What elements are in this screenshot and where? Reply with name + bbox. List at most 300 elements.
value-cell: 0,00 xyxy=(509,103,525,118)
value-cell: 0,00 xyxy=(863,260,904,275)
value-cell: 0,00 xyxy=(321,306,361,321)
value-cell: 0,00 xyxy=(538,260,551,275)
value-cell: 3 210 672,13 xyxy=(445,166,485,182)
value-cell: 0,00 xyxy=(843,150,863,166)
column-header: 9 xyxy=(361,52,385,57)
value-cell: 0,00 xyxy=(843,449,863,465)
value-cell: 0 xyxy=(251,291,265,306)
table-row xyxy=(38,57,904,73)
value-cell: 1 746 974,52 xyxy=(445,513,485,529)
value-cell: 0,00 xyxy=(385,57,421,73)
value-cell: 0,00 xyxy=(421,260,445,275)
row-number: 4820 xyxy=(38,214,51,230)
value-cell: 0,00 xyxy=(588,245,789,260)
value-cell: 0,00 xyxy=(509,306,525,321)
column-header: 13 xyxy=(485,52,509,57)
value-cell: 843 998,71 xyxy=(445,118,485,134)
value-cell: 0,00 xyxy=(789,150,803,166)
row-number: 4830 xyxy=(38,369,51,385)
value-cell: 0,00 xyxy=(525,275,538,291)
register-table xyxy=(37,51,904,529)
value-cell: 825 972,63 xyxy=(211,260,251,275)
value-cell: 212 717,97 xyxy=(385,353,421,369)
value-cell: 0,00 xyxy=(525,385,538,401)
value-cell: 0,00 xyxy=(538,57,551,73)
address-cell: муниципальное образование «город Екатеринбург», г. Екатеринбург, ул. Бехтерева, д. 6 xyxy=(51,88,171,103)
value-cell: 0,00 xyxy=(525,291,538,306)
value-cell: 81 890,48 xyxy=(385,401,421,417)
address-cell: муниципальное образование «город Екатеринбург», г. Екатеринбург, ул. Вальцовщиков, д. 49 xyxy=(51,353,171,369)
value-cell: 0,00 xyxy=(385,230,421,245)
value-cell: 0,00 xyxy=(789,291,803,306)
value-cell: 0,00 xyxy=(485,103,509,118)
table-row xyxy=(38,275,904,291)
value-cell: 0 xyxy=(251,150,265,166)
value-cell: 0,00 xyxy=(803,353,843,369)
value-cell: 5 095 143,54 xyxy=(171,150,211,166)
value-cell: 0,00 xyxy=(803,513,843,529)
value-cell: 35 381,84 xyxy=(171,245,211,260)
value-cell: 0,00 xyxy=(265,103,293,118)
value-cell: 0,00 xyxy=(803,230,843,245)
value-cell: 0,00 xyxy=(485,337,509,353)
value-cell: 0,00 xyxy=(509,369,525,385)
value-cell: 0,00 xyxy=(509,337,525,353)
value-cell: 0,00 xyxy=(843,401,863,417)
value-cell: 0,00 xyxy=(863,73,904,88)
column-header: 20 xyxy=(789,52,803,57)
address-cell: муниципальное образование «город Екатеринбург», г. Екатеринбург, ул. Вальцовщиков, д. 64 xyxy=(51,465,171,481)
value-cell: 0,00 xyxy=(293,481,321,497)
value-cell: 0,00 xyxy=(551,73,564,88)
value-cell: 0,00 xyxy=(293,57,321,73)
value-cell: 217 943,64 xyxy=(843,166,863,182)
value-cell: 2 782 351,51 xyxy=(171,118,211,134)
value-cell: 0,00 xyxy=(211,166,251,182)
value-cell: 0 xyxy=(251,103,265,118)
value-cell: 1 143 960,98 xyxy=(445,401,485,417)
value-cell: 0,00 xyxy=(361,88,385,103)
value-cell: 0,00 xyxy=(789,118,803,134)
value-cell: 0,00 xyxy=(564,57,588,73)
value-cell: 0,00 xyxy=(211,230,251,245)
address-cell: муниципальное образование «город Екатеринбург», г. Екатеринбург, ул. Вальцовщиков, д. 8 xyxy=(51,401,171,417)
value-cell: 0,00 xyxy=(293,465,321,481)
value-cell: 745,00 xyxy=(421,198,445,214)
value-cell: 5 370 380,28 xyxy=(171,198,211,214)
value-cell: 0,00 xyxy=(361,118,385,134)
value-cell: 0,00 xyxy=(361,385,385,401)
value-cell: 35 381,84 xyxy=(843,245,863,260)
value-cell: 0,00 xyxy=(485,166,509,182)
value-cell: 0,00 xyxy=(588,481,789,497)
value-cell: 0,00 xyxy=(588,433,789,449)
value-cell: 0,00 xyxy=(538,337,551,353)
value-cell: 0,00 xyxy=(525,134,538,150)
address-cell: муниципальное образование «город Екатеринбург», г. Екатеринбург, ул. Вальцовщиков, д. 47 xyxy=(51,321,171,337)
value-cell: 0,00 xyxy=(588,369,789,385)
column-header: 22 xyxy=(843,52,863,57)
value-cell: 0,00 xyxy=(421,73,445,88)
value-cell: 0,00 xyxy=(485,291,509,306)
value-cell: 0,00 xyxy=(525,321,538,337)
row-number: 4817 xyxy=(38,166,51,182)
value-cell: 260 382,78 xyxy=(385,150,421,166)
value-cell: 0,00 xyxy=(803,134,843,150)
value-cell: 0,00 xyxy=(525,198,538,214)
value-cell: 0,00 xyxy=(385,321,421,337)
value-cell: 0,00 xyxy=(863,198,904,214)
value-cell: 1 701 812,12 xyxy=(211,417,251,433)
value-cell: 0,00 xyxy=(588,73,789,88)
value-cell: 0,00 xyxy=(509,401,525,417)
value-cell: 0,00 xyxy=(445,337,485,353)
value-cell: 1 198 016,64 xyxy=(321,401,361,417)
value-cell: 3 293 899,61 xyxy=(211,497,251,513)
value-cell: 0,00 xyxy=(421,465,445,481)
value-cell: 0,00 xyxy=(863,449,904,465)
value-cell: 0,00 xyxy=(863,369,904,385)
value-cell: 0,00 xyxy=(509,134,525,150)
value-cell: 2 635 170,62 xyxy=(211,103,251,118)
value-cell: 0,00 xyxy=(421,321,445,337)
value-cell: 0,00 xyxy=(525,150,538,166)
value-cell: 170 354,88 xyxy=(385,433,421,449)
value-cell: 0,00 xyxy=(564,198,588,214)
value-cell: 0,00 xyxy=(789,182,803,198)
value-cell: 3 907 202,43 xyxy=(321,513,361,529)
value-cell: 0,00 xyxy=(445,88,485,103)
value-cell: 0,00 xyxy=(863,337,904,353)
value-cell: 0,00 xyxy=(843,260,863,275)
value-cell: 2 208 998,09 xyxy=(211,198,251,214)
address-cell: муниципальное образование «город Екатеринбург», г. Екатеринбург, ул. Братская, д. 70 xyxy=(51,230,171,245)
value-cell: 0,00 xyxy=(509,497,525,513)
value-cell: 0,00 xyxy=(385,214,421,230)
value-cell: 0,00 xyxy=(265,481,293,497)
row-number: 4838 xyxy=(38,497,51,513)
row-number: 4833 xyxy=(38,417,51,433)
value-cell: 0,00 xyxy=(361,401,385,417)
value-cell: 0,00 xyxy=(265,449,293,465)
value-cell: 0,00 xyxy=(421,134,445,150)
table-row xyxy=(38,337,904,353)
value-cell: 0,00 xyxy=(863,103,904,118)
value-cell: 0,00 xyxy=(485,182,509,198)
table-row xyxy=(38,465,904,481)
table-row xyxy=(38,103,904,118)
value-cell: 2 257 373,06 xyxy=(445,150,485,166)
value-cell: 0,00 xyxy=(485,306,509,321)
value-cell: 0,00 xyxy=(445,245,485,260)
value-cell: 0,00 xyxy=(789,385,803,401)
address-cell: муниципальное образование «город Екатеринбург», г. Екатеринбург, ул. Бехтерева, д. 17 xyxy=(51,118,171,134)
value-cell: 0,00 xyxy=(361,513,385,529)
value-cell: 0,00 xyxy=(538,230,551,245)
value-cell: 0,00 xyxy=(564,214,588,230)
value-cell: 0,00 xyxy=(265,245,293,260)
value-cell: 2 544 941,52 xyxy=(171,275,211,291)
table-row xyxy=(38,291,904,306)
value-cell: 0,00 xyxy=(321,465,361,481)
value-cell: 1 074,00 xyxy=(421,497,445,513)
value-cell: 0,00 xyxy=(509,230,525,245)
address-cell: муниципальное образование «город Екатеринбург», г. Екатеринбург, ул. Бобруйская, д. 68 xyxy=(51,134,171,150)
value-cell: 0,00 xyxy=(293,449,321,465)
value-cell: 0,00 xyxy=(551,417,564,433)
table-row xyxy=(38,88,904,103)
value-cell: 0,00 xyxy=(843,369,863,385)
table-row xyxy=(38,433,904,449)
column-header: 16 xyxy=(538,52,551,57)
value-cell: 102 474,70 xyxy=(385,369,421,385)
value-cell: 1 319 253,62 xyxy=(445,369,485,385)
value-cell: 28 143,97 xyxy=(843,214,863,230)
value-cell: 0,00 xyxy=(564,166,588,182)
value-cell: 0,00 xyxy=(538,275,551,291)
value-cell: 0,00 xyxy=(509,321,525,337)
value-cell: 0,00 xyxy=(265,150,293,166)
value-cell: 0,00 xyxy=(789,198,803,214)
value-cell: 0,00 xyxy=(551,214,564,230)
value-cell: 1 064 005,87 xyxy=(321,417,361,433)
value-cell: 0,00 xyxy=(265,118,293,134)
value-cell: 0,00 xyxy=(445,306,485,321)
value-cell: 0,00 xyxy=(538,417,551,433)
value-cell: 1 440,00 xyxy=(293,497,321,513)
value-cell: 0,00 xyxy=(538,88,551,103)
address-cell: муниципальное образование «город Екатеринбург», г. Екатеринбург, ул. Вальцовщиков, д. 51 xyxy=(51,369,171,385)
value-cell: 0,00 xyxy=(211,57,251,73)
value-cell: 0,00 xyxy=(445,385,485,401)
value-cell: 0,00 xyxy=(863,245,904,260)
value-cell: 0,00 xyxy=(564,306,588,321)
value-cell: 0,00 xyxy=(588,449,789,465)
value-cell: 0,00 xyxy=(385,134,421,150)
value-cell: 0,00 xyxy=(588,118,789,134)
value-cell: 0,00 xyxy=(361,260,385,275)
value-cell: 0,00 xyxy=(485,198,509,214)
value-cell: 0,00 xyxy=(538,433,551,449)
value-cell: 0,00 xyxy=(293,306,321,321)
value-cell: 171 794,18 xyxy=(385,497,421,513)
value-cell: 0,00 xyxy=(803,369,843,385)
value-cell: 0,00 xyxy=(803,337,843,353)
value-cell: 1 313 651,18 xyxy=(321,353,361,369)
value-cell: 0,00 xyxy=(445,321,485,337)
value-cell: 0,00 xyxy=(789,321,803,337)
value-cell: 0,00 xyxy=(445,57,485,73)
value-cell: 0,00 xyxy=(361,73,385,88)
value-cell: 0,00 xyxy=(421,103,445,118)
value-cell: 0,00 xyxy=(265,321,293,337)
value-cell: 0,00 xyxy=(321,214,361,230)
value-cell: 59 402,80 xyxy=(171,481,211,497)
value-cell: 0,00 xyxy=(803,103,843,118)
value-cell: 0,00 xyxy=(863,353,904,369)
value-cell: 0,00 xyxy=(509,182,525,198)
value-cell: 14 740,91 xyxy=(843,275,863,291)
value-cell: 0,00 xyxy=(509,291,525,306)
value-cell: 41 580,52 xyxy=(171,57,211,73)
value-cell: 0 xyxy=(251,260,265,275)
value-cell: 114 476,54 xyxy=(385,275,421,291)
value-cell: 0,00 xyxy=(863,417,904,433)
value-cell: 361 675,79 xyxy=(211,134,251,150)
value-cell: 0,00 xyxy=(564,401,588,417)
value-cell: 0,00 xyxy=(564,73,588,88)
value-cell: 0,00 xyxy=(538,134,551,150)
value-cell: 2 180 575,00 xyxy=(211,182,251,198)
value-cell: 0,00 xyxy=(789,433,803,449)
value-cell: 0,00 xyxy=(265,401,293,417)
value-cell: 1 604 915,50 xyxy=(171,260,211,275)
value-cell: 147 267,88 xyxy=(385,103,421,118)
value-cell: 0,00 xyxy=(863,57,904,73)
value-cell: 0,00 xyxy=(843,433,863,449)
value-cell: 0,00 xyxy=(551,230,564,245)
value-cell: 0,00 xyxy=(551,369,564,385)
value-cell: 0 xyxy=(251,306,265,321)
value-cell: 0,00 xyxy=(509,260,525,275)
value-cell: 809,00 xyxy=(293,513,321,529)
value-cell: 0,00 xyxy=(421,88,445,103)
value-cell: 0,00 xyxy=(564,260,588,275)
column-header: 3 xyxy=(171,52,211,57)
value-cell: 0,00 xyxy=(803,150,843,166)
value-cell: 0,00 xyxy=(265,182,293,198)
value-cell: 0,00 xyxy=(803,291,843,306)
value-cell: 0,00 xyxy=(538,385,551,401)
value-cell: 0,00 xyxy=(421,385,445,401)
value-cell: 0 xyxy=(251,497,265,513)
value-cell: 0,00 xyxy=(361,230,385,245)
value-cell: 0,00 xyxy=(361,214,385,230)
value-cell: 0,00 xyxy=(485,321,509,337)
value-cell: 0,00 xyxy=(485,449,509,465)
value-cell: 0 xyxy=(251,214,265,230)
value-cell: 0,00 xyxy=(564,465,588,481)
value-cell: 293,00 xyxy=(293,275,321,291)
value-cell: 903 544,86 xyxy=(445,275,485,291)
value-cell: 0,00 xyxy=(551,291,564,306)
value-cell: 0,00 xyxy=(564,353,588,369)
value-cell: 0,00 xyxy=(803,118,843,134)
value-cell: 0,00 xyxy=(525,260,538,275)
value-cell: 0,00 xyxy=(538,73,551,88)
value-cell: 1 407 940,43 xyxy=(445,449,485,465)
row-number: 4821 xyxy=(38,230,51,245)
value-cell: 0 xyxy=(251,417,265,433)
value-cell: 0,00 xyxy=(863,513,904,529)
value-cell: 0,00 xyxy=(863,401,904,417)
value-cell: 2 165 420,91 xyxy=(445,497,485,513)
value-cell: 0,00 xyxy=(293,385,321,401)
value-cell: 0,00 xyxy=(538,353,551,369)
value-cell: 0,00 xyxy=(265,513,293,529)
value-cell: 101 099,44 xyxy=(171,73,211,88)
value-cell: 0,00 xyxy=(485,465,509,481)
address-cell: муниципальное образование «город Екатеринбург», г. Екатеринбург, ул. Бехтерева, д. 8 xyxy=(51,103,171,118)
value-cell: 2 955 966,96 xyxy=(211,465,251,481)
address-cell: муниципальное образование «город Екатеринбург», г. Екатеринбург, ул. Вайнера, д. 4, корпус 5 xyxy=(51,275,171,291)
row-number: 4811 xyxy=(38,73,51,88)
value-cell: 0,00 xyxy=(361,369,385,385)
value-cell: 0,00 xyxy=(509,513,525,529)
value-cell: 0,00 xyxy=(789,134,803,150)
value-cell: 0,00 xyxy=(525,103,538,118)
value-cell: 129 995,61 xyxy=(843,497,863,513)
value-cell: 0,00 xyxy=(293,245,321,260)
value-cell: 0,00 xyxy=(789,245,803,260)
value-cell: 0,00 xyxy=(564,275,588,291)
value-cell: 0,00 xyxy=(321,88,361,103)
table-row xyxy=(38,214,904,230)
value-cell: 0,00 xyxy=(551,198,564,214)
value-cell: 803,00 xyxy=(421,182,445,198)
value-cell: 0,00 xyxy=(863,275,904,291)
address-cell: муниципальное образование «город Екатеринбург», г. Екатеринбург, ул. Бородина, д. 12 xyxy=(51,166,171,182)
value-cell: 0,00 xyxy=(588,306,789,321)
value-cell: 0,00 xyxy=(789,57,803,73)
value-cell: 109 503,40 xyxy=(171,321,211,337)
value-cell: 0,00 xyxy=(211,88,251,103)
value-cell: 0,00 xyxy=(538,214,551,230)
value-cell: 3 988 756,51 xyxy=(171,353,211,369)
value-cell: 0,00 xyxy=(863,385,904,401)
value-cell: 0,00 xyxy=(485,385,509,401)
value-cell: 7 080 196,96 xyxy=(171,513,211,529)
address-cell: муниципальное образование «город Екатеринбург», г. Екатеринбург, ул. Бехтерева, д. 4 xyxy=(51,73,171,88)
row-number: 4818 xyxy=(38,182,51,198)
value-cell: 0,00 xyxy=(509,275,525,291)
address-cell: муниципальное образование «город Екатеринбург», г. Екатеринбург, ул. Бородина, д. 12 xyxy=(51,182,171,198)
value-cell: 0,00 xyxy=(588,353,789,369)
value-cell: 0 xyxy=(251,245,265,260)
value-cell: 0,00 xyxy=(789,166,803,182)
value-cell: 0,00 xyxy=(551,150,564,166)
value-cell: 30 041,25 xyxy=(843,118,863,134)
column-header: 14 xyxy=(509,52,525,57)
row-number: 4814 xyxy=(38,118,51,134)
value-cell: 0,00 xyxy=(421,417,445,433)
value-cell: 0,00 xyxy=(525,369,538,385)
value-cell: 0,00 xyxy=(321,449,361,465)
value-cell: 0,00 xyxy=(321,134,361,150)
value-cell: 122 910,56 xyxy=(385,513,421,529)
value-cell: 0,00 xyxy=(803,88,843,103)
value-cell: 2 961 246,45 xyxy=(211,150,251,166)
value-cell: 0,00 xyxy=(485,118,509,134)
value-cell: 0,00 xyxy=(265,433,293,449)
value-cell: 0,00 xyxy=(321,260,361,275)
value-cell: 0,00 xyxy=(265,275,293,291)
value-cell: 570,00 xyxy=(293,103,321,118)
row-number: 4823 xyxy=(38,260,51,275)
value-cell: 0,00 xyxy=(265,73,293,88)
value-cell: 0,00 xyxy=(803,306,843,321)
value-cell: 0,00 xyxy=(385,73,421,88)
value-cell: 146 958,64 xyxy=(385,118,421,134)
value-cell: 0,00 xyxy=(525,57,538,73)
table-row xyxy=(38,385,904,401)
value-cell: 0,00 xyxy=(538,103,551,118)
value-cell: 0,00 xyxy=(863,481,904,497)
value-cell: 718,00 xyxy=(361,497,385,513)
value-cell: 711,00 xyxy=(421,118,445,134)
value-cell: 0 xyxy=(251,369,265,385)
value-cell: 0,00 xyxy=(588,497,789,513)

* WORK TO BE COMPLETED *
Retype the records above word for word, from their start down to and including the line containing "value-cell: 0,00 xyxy=(538,57,551,73)".

* OUTPUT FOR THIS EXERCISE *
What elements are in this screenshot and where? Reply with name + bbox. List at most 300 elements.
value-cell: 0,00 xyxy=(509,103,525,118)
value-cell: 0,00 xyxy=(863,260,904,275)
value-cell: 0,00 xyxy=(321,306,361,321)
value-cell: 0,00 xyxy=(538,260,551,275)
value-cell: 3 210 672,13 xyxy=(445,166,485,182)
value-cell: 0,00 xyxy=(843,150,863,166)
column-header: 9 xyxy=(361,52,385,57)
value-cell: 0,00 xyxy=(843,449,863,465)
value-cell: 0 xyxy=(251,291,265,306)
table-row xyxy=(38,57,904,73)
value-cell: 1 746 974,52 xyxy=(445,513,485,529)
value-cell: 0,00 xyxy=(385,57,421,73)
value-cell: 0,00 xyxy=(421,260,445,275)
row-number: 4820 xyxy=(38,214,51,230)
value-cell: 0,00 xyxy=(588,245,789,260)
value-cell: 0,00 xyxy=(509,306,525,321)
column-header: 13 xyxy=(485,52,509,57)
value-cell: 843 998,71 xyxy=(445,118,485,134)
value-cell: 0,00 xyxy=(789,150,803,166)
row-number: 4830 xyxy=(38,369,51,385)
value-cell: 0,00 xyxy=(525,275,538,291)
register-table xyxy=(37,51,904,529)
value-cell: 825 972,63 xyxy=(211,260,251,275)
value-cell: 212 717,97 xyxy=(385,353,421,369)
value-cell: 0,00 xyxy=(525,385,538,401)
value-cell: 0,00 xyxy=(538,57,551,73)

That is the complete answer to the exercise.